Tally the lines of the listing that contain the string "에너지원단위". Give the number and nothing else.

#### EXERCISE MATERIALS ####

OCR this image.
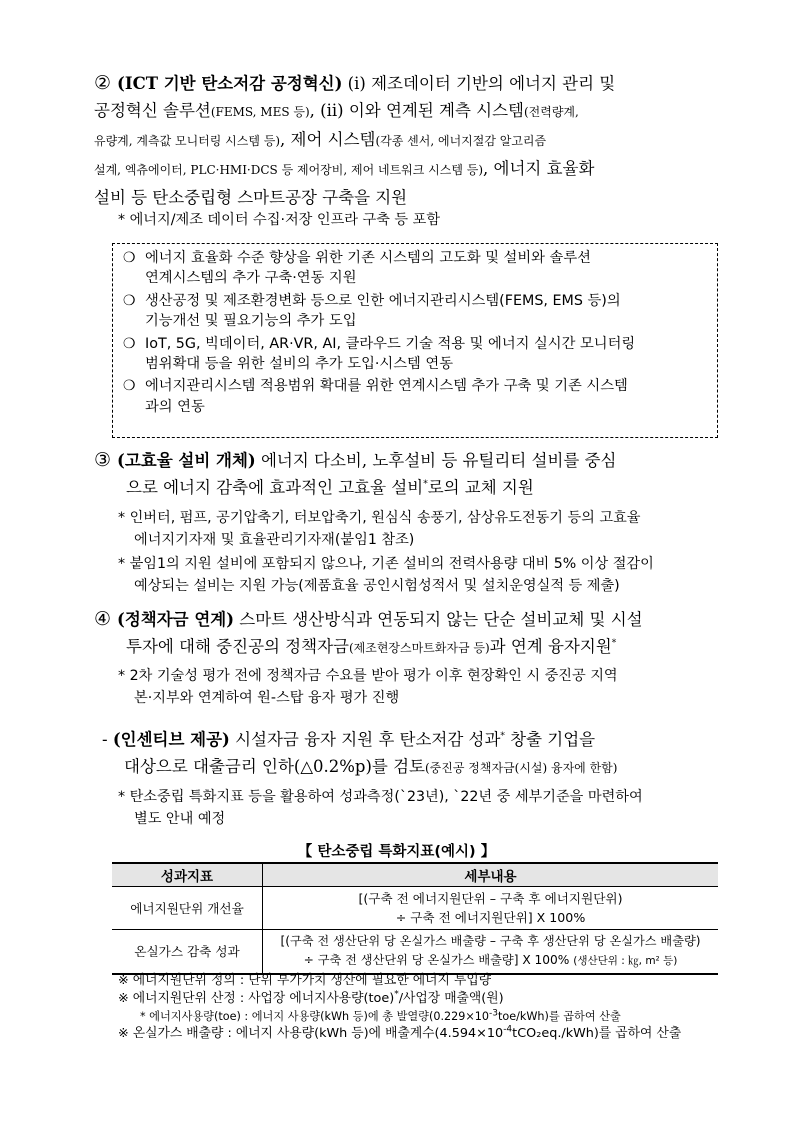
② (ICT 기반 탄소저감 공정혁신) (i) 제조데이터 기반의 에너지 관리 및
공정혁신 솔루션(FEMS, MES 등), (ii) 이와 연계된 계측 시스템(전력량계,
유량계, 계측값 모니터링 시스템 등), 제어 시스템(각종 센서, 에너지절감 알고리즘
설계, 엑츄에이터, PLC·HMI·DCS 등 제어장비, 제어 네트워크 시스템 등), 에너지 효율화
설비 등 탄소중립형 스마트공장 구축을 지원
* 에너지/제조 데이터 수집·저장 인프라 구축 등 포함
❍ 에너지 효율화 수준 향상을 위한 기존 시스템의 고도화 및 설비와 솔루션
연계시스템의 추가 구축·연동 지원
❍ 생산공정 및 제조환경변화 등으로 인한 에너지관리시스템(FEMS, EMS 등)의
기능개선 및 필요기능의 추가 도입
❍ IoT, 5G, 빅데이터, AR·VR, AI, 클라우드 기술 적용 및 에너지 실시간 모니터링
범위확대 등을 위한 설비의 추가 도입·시스템 연동
❍ 에너지관리시스템 적용범위 확대를 위한 연계시스템 추가 구축 및 기존 시스템
과의 연동
③ (고효율 설비 개체) 에너지 다소비, 노후설비 등 유틸리티 설비를 중심
으로 에너지 감축에 효과적인 고효율 설비*로의 교체 지원
* 인버터, 펌프, 공기압축기, 터보압축기, 원심식 송풍기, 삼상유도전동기 등의 고효율
에너지기자재 및 효율관리기자재(붙임1 참조)
* 붙임1의 지원 설비에 포함되지 않으나, 기존 설비의 전력사용량 대비 5% 이상 절감이
예상되는 설비는 지원 가능(제품효율 공인시험성적서 및 설치운영실적 등 제출)
④ (정책자금 연계) 스마트 생산방식과 연동되지 않는 단순 설비교체 및 시설
투자에 대해 중진공의 정책자금(제조현장스마트화자금 등)과 연계 융자지원*
* 2차 기술성 평가 전에 정책자금 수요를 받아 평가 이후 현장확인 시 중진공 지역
본·지부와 연계하여 원-스탑 융자 평가 진행
- (인센티브 제공) 시설자금 융자 지원 후 탄소저감 성과* 창출 기업을
대상으로 대출금리 인하(△0.2%p)를 검토(중진공 정책자금(시설) 융자에 한함)
* 탄소중립 특화지표 등을 활용하여 성과측정(`23년), `22년 중 세부기준을 마련하여
별도 안내 예정
【 탄소중립 특화지표(예시) 】
성과지표	세부내용
에너지원단위 개선율	[(구축 전 에너지원단위 – 구축 후 에너지원단위)
÷ 구축 전 에너지원단위] X 100%

온실가스 감축 성과	[(구축 전 생산단위 당 온실가스 배출량 – 구축 후 생산단위 당 온실가스 배출량)
÷ 구축 전 생산단위 당 온실가스 배출량] X 100% (생산단위 : ㎏, m² 등)
※ 에너지원단위 정의 : 단위 부가가치 생산에 필요한 에너지 투입량
※ 에너지원단위 산정 : 사업장 에너지사용량(toe)*/사업장 매출액(원)
* 에너지사용량(toe) : 에너지 사용량(kWh 등)에 총 발열량$(0.229\times 10^{-3}toe/kWh)$를 곱하여 산출
※ 온실가스 배출량 : 에너지 사용량(kWh 등)에 배출계수$(4.594\times 10^{-4}tCO_2eq./kWh)$를 곱하여 산출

####

WORKED ANSWER: 4